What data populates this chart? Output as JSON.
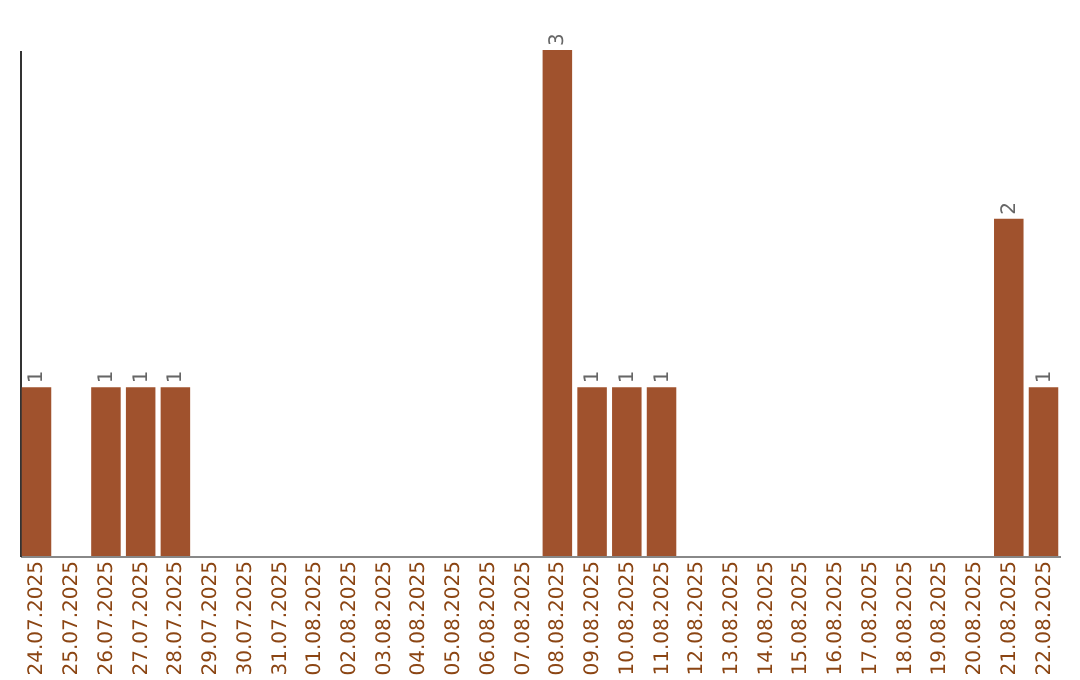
{
  "chart_data": {
    "type": "bar",
    "categories": [
      "24.07.2025",
      "25.07.2025",
      "26.07.2025",
      "27.07.2025",
      "28.07.2025",
      "29.07.2025",
      "30.07.2025",
      "31.07.2025",
      "01.08.2025",
      "02.08.2025",
      "03.08.2025",
      "04.08.2025",
      "05.08.2025",
      "06.08.2025",
      "07.08.2025",
      "08.08.2025",
      "09.08.2025",
      "10.08.2025",
      "11.08.2025",
      "12.08.2025",
      "13.08.2025",
      "14.08.2025",
      "15.08.2025",
      "16.08.2025",
      "17.08.2025",
      "18.08.2025",
      "19.08.2025",
      "20.08.2025",
      "21.08.2025",
      "22.08.2025"
    ],
    "values": [
      1,
      0,
      1,
      1,
      1,
      0,
      0,
      0,
      0,
      0,
      0,
      0,
      0,
      0,
      0,
      3,
      1,
      1,
      1,
      0,
      0,
      0,
      0,
      0,
      0,
      0,
      0,
      0,
      2,
      1
    ],
    "value_labels": [
      "1",
      null,
      "1",
      "1",
      "1",
      null,
      null,
      null,
      null,
      null,
      null,
      null,
      null,
      null,
      null,
      "3",
      "1",
      "1",
      "1",
      null,
      null,
      null,
      null,
      null,
      null,
      null,
      null,
      null,
      "2",
      "1"
    ],
    "color": "#a0522d",
    "tick_labels": "x",
    "grid": false
  }
}
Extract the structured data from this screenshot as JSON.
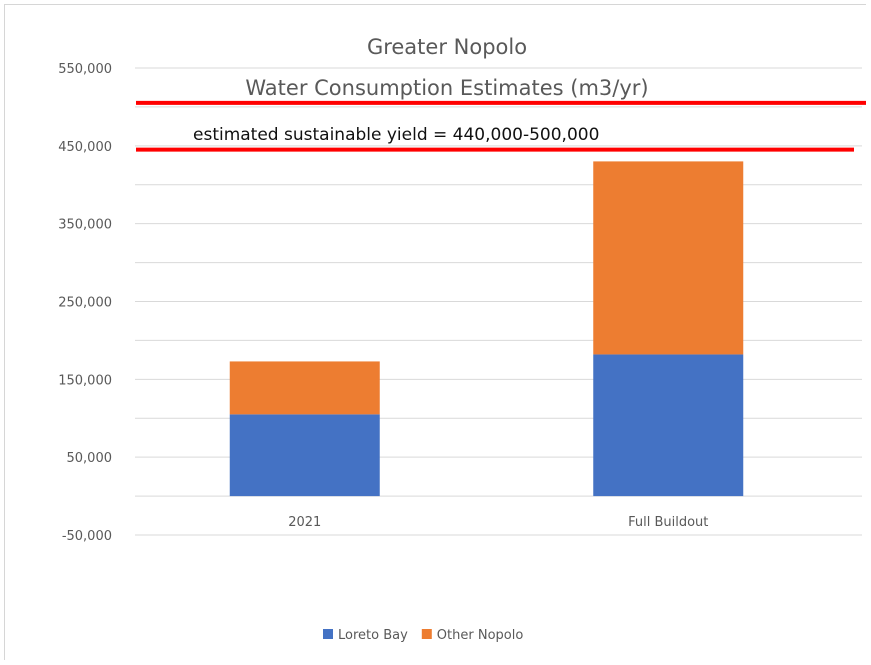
{
  "chart_data": {
    "type": "bar",
    "stacked": true,
    "title": "Greater Nopolo",
    "subtitle": "Water Consumption Estimates (m3/yr)",
    "categories": [
      "2021",
      "Full Buildout"
    ],
    "series": [
      {
        "name": "Loreto Bay",
        "values": [
          105000,
          182000
        ],
        "color": "#4472c4"
      },
      {
        "name": "Other Nopolo",
        "values": [
          68000,
          248000
        ],
        "color": "#ed7d31"
      }
    ],
    "ylim": [
      -50000,
      550000
    ],
    "yticks": [
      "550,000",
      "450,000",
      "350,000",
      "250,000",
      "150,000",
      "50,000",
      "-50,000"
    ],
    "ytick_values": [
      550000,
      450000,
      350000,
      250000,
      150000,
      50000,
      -50000
    ],
    "grid": true,
    "legend_position": "bottom",
    "annotation": "estimated sustainable yield  = 440,000-500,000",
    "reference_lines": [
      {
        "value": 500000,
        "color": "#ff0000"
      },
      {
        "value": 440000,
        "color": "#ff0000"
      }
    ]
  }
}
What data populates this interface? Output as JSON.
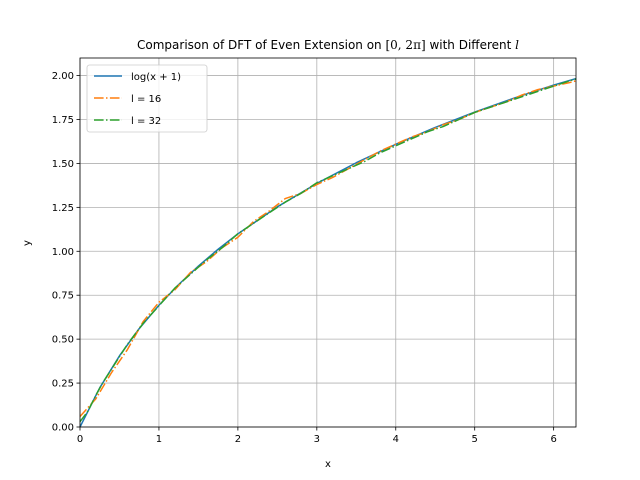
{
  "chart_data": {
    "type": "line",
    "title": "Comparison of DFT of Even Extension on [0, 2π] with Different l",
    "title_parts": {
      "prefix": "Comparison of DFT of Even Extension on ",
      "interval": "[0, 2π]",
      "middle": " with Different ",
      "variable": "l"
    },
    "xlabel": "x",
    "ylabel": "y",
    "xlim": [
      0,
      6.2832
    ],
    "ylim": [
      0,
      2.1
    ],
    "x_ticks": [
      0,
      1,
      2,
      3,
      4,
      5,
      6
    ],
    "x_tick_labels": [
      "0",
      "1",
      "2",
      "3",
      "4",
      "5",
      "6"
    ],
    "y_ticks": [
      0,
      0.25,
      0.5,
      0.75,
      1.0,
      1.25,
      1.5,
      1.75,
      2.0
    ],
    "y_tick_labels": [
      "0.00",
      "0.25",
      "0.50",
      "0.75",
      "1.00",
      "1.25",
      "1.50",
      "1.75",
      "2.00"
    ],
    "grid": true,
    "legend_position": "upper-left",
    "series": [
      {
        "name": "log(x + 1)",
        "color": "#1f77b4",
        "style": "solid",
        "x": [
          0,
          0.25,
          0.5,
          0.75,
          1.0,
          1.25,
          1.5,
          1.75,
          2.0,
          2.5,
          3.0,
          3.5,
          4.0,
          4.5,
          5.0,
          5.5,
          6.0,
          6.2832
        ],
        "y": [
          0,
          0.223,
          0.405,
          0.56,
          0.693,
          0.811,
          0.916,
          1.012,
          1.099,
          1.253,
          1.386,
          1.504,
          1.609,
          1.705,
          1.792,
          1.872,
          1.946,
          1.983
        ]
      },
      {
        "name": "l = 16",
        "color": "#ff7f0e",
        "style": "dashdot",
        "x": [
          0,
          0.2,
          0.4,
          0.6,
          0.8,
          1.0,
          1.2,
          1.4,
          1.6,
          1.8,
          2.0,
          2.2,
          2.4,
          2.6,
          2.8,
          3.0,
          3.2,
          3.4,
          3.6,
          3.8,
          4.0,
          4.2,
          4.4,
          4.6,
          4.8,
          5.0,
          5.2,
          5.4,
          5.6,
          5.8,
          6.0,
          6.2,
          6.2832
        ],
        "y": [
          0.06,
          0.16,
          0.31,
          0.44,
          0.6,
          0.71,
          0.78,
          0.88,
          0.94,
          1.02,
          1.08,
          1.17,
          1.23,
          1.3,
          1.33,
          1.38,
          1.42,
          1.47,
          1.52,
          1.57,
          1.61,
          1.65,
          1.68,
          1.72,
          1.75,
          1.79,
          1.82,
          1.85,
          1.89,
          1.92,
          1.94,
          1.96,
          1.97
        ]
      },
      {
        "name": "l = 32",
        "color": "#2ca02c",
        "style": "dashdot",
        "x": [
          0,
          0.1,
          0.2,
          0.3,
          0.4,
          0.5,
          0.6,
          0.7,
          0.8,
          0.9,
          1.0,
          1.2,
          1.4,
          1.6,
          1.8,
          2.0,
          2.2,
          2.4,
          2.6,
          2.8,
          3.0,
          3.2,
          3.4,
          3.6,
          3.8,
          4.0,
          4.2,
          4.4,
          4.6,
          4.8,
          5.0,
          5.2,
          5.4,
          5.6,
          5.8,
          6.0,
          6.2,
          6.2832
        ],
        "y": [
          0.03,
          0.09,
          0.18,
          0.26,
          0.33,
          0.4,
          0.47,
          0.53,
          0.59,
          0.64,
          0.69,
          0.79,
          0.87,
          0.95,
          1.02,
          1.1,
          1.16,
          1.22,
          1.28,
          1.33,
          1.39,
          1.43,
          1.47,
          1.51,
          1.56,
          1.6,
          1.64,
          1.68,
          1.71,
          1.75,
          1.79,
          1.82,
          1.85,
          1.88,
          1.91,
          1.94,
          1.97,
          1.98
        ]
      }
    ]
  }
}
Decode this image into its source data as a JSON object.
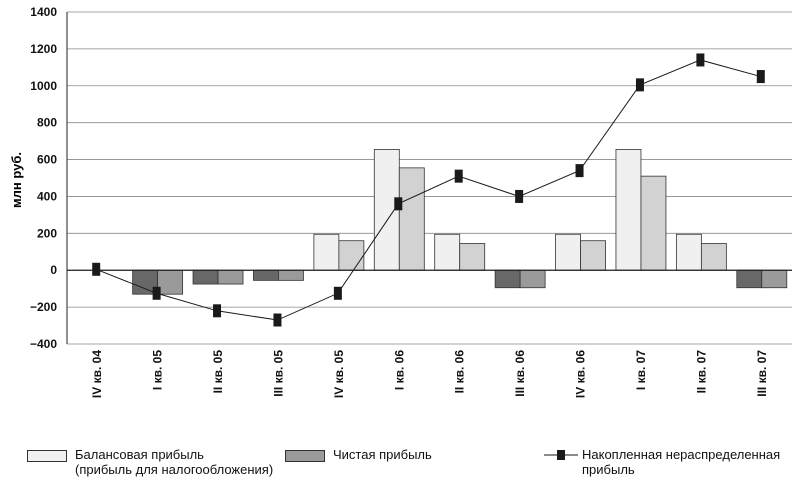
{
  "chart_data": {
    "type": "bar",
    "ylabel": "млн руб.",
    "ylim": [
      -400,
      1400
    ],
    "yticks": [
      -400,
      -200,
      0,
      200,
      400,
      600,
      800,
      1000,
      1200,
      1400
    ],
    "ytick_labels": [
      "−400",
      "−200",
      "0",
      "200",
      "400",
      "600",
      "800",
      "1000",
      "1200",
      "1400"
    ],
    "grid": true,
    "legend_position": "bottom",
    "categories": [
      "IV кв. 04",
      "I кв. 05",
      "II кв. 05",
      "III кв. 05",
      "IV кв. 05",
      "I кв. 06",
      "II кв. 06",
      "III кв. 06",
      "IV кв. 06",
      "I кв. 07",
      "II кв. 07",
      "III кв. 07"
    ],
    "series": [
      {
        "name": "Балансовая прибыль (прибыль для налогообложения)",
        "legend_lines": [
          "Балансовая прибыль",
          "(прибыль для налогообложения)"
        ],
        "type": "bar",
        "positive_color": "#f0f0f0",
        "negative_color": "#686868",
        "values": [
          0,
          -130,
          -75,
          -55,
          195,
          655,
          195,
          -95,
          195,
          655,
          195,
          -95
        ]
      },
      {
        "name": "Чистая прибыль",
        "legend_lines": [
          "Чистая прибыль"
        ],
        "type": "bar",
        "positive_color": "#d2d2d2",
        "negative_color": "#9a9a9a",
        "values": [
          0,
          -130,
          -75,
          -55,
          160,
          555,
          145,
          -95,
          160,
          510,
          145,
          -95
        ]
      },
      {
        "name": "Накопленная нераспределенная прибыль",
        "legend_lines": [
          "Накопленная нераспределенная",
          "прибыль"
        ],
        "type": "line",
        "color": "#1a1a1a",
        "values": [
          5,
          -125,
          -220,
          -270,
          -125,
          360,
          510,
          400,
          540,
          1005,
          1140,
          1050
        ]
      }
    ]
  }
}
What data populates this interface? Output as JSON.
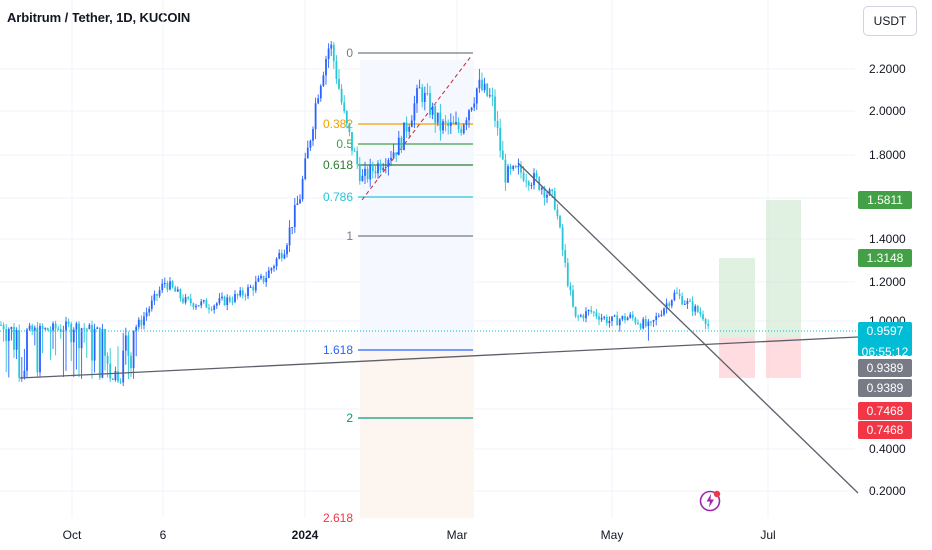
{
  "header": {
    "symbol_title": "Arbitrum / Tether, 1D, KUCOIN",
    "currency_button": "USDT"
  },
  "chart_data": {
    "type": "candlestick",
    "title": "Arbitrum / Tether, 1D, KUCOIN",
    "x_ticks": [
      "Oct",
      "6",
      "2024",
      "Mar",
      "May",
      "Jul"
    ],
    "y_ticks": [
      "2.2000",
      "2.0000",
      "1.8000",
      "1.4000",
      "1.2000",
      "1.0000",
      "0.4000",
      "0.2000"
    ],
    "y_scale": "log",
    "ylim": [
      0.18,
      2.45
    ],
    "grid": true,
    "current_price": "0.9597",
    "countdown": "06:55:12",
    "price_tags": [
      {
        "value": "1.5811",
        "color": "#43a047"
      },
      {
        "value": "1.3148",
        "color": "#43a047"
      },
      {
        "value": "0.9597",
        "color": "#00bcd4"
      },
      {
        "value": "0.9389",
        "color": "#787b86"
      },
      {
        "value": "0.9389",
        "color": "#787b86"
      },
      {
        "value": "0.7468",
        "color": "#f23645"
      },
      {
        "value": "0.7468",
        "color": "#f23645"
      }
    ],
    "fib_levels": [
      {
        "label": "0",
        "value": 2.28,
        "color": "#787b86"
      },
      {
        "label": "0.382",
        "value": 1.93,
        "color": "#f59f00"
      },
      {
        "label": "0.5",
        "value": 1.84,
        "color": "#43a047"
      },
      {
        "label": "0.618",
        "value": 1.74,
        "color": "#2e7d32"
      },
      {
        "label": "0.786",
        "value": 1.6,
        "color": "#26c6da"
      },
      {
        "label": "1",
        "value": 1.41,
        "color": "#787b86"
      },
      {
        "label": "1.618",
        "value": 0.9,
        "color": "#2962ff"
      },
      {
        "label": "2",
        "value": 0.55,
        "color": "#089981"
      },
      {
        "label": "2.618",
        "value": 0.18,
        "color": "#f23645"
      }
    ],
    "trade_boxes": [
      {
        "entry": 0.9389,
        "target": 1.3148,
        "stop": 0.7468
      },
      {
        "entry": 0.9389,
        "target": 1.5811,
        "stop": 0.7468
      }
    ],
    "colors": {
      "up": "#2962ff",
      "down": "#26c6da",
      "grid": "#f0f3fa"
    }
  }
}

____

Exercise: Find the lines above that include the string "прибыль" and copy them.

Completed exercise:
        "name": "Балансовая прибыль (прибыль для налогообложения)",
          "Балансовая прибыль",
          "(прибыль для налогообложения)"
        "name": "Чистая прибыль",
          "Чистая прибыль"
        "name": "Накопленная нераспределенная прибыль",
          "прибыль"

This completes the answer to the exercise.